GIVEN REQUEST:
Copy out all the lines where "marker" shows up.

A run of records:
————————
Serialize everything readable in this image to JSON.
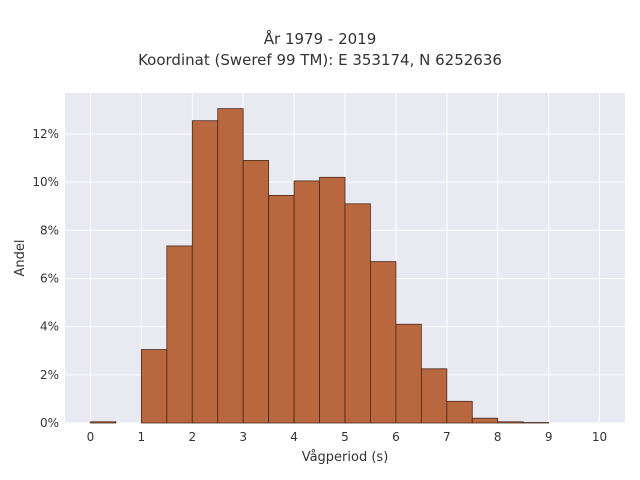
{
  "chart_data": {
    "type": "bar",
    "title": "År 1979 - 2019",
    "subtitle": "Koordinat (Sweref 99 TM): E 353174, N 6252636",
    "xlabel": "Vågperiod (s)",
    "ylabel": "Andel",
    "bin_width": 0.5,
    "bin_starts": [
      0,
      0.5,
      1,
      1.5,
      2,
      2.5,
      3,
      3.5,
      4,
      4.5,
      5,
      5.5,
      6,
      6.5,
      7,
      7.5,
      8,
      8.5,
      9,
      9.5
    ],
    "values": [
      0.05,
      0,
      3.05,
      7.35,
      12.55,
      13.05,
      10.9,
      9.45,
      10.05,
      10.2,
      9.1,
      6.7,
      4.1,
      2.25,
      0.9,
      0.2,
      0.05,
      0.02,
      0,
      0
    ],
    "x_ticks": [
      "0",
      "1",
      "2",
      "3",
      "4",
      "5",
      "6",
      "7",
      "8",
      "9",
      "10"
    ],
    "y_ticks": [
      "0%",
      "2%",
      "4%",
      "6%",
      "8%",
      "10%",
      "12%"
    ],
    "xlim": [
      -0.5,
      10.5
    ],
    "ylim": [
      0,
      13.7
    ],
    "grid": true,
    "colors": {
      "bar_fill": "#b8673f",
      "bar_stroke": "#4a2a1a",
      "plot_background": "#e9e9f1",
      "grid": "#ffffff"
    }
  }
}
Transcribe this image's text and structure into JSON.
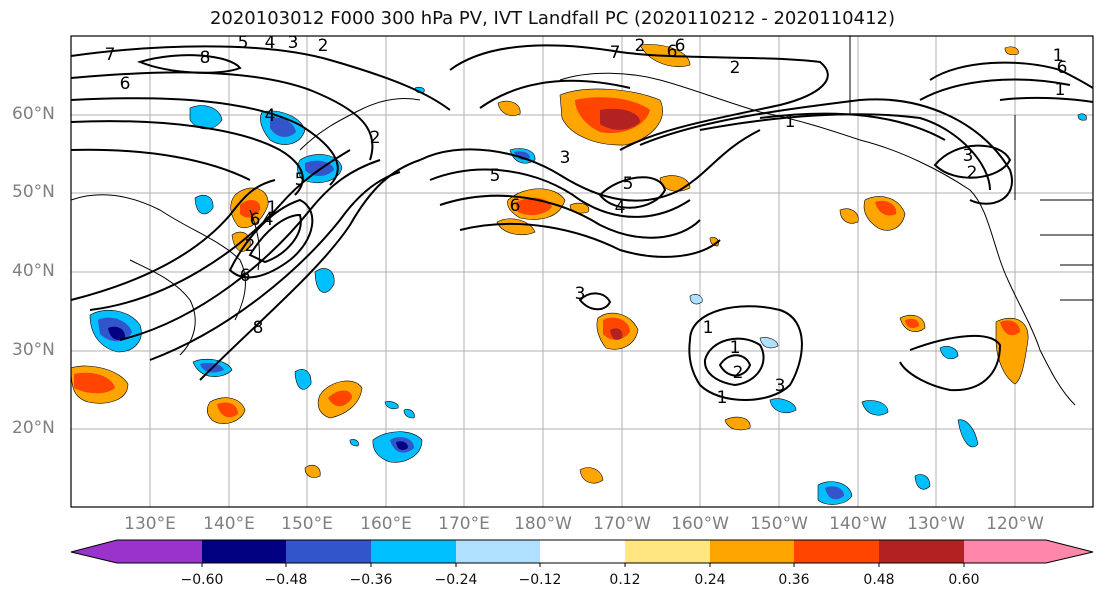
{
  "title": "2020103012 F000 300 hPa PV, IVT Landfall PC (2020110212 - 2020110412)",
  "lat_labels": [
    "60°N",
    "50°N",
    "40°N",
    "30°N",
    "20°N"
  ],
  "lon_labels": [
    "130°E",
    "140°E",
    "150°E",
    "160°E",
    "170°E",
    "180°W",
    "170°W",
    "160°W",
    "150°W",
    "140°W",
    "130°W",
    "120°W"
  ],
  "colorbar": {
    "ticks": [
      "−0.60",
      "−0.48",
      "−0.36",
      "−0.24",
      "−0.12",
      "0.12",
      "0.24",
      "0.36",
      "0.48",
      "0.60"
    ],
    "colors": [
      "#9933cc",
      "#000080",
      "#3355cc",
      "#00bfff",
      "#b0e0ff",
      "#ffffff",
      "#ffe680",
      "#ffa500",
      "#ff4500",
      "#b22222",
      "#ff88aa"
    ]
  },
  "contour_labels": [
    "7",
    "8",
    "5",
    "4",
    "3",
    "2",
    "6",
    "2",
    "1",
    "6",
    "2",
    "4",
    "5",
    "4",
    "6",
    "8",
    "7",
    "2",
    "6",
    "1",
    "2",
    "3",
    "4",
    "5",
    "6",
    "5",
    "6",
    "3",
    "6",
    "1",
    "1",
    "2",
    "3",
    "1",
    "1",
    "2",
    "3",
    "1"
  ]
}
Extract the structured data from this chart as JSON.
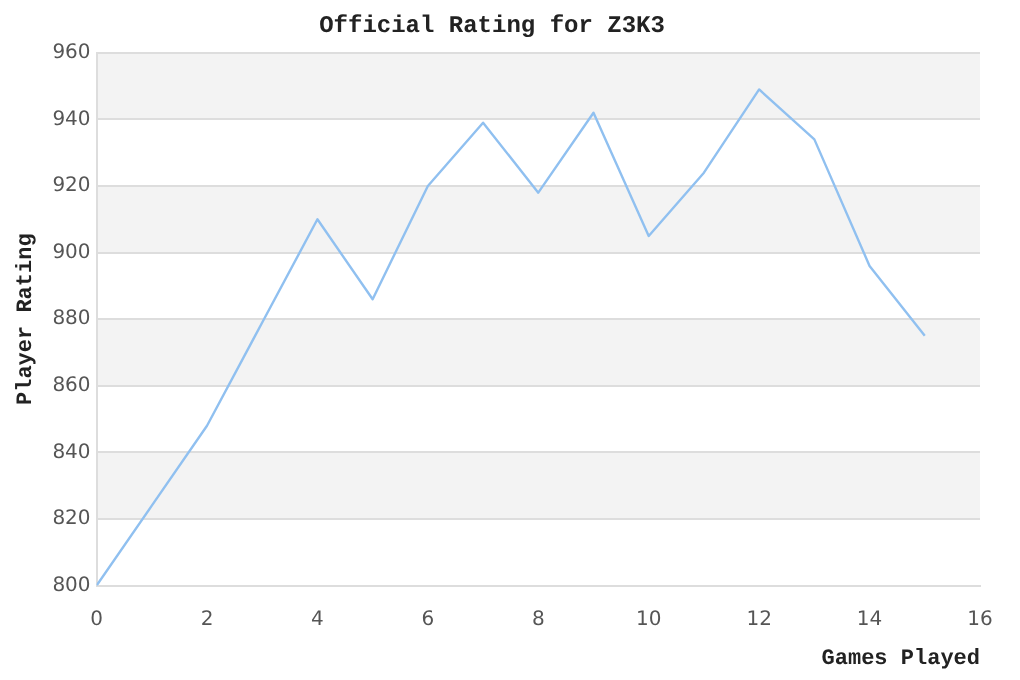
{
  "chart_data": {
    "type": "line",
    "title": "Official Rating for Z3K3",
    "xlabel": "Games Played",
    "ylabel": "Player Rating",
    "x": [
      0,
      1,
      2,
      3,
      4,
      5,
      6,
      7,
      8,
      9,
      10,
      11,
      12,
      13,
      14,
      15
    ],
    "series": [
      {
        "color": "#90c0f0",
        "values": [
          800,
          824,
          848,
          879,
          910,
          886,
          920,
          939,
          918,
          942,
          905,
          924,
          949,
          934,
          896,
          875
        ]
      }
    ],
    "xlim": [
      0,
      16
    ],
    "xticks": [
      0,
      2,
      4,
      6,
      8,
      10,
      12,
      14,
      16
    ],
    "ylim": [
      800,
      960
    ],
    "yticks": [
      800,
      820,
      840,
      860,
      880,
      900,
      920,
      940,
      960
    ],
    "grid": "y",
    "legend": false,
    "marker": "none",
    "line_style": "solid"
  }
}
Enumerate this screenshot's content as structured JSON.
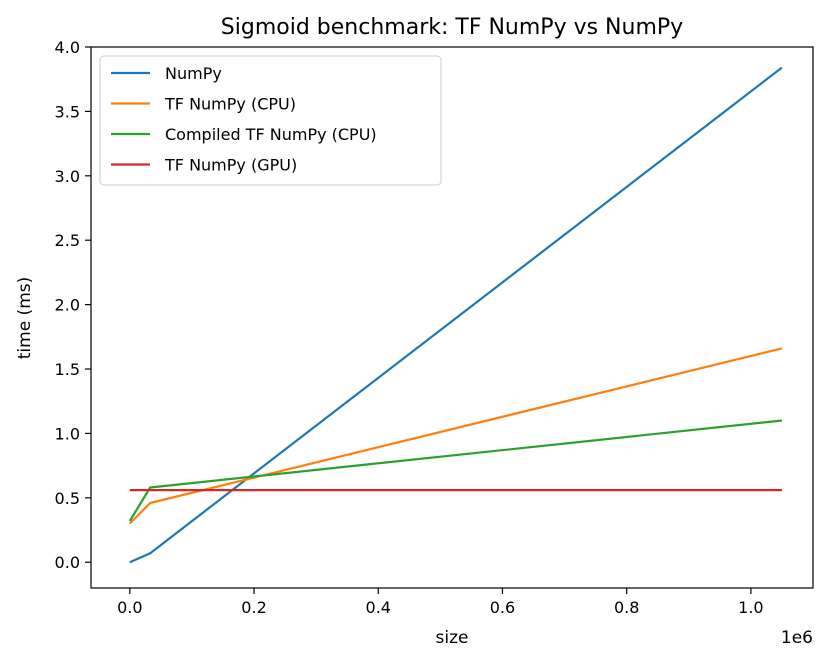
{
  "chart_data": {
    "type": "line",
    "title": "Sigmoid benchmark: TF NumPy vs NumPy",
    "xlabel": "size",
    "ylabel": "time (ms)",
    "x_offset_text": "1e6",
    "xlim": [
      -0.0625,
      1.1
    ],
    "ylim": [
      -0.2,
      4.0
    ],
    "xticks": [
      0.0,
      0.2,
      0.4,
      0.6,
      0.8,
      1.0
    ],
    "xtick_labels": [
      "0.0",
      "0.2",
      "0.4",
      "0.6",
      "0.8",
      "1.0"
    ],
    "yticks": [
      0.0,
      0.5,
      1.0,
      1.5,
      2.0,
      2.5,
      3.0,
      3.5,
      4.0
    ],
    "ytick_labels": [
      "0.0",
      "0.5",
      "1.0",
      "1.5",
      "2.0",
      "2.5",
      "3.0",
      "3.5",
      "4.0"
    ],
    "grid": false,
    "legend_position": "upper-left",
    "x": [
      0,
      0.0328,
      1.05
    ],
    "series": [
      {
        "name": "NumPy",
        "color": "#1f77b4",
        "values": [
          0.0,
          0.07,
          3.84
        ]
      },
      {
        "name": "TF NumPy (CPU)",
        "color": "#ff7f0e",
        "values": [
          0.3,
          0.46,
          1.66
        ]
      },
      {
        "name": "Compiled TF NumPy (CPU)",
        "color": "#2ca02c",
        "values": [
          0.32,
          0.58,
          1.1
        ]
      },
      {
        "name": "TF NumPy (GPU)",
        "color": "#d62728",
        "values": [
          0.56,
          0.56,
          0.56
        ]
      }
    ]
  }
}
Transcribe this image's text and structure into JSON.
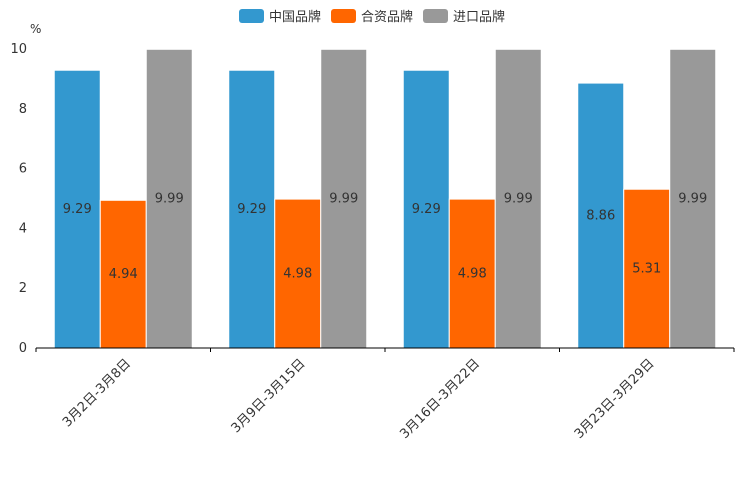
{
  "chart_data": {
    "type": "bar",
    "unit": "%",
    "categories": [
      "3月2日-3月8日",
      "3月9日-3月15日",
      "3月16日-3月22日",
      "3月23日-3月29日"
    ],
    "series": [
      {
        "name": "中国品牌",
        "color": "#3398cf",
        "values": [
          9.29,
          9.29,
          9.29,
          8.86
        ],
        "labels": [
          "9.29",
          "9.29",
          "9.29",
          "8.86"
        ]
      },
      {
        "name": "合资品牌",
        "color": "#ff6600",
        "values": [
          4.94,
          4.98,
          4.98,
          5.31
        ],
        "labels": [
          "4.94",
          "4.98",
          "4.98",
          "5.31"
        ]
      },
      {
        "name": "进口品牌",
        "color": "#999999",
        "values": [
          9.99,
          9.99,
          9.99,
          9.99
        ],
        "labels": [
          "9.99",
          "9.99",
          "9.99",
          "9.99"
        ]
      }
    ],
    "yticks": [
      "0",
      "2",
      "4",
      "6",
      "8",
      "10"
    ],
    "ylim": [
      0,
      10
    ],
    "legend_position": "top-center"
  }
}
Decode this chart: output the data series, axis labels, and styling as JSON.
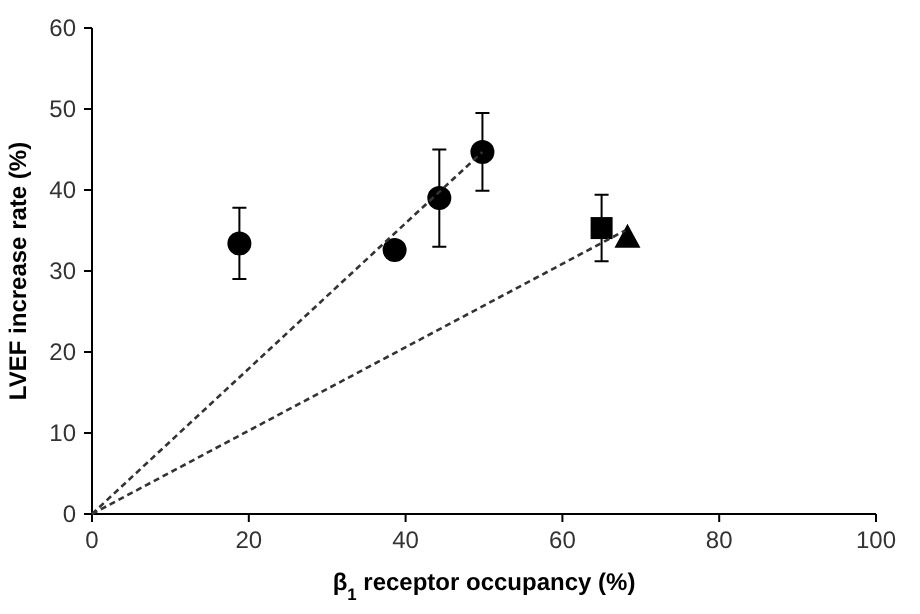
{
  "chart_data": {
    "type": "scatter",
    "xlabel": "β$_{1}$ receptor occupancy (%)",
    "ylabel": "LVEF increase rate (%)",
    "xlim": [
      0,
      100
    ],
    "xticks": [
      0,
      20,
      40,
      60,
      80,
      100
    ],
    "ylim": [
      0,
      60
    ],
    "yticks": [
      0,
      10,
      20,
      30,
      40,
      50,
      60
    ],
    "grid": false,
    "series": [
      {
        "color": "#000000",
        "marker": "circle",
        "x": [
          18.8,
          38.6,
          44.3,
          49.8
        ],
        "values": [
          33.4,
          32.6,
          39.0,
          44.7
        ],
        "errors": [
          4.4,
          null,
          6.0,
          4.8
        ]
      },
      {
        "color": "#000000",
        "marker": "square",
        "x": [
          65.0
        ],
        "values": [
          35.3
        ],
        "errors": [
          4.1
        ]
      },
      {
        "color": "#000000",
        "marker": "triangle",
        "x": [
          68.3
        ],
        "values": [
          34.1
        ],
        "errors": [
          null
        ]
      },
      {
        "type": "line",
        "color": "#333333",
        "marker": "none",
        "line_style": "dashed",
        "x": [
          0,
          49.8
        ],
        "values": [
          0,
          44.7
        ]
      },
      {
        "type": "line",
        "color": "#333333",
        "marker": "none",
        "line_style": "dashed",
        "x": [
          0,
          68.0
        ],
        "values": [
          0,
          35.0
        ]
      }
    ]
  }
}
————————
FINAL RESULT:
    "marker": "none",
        "marker": "circle",
        "marker": "square",
        "marker": "triangle",
        "marker": "none",
        "marker": "none",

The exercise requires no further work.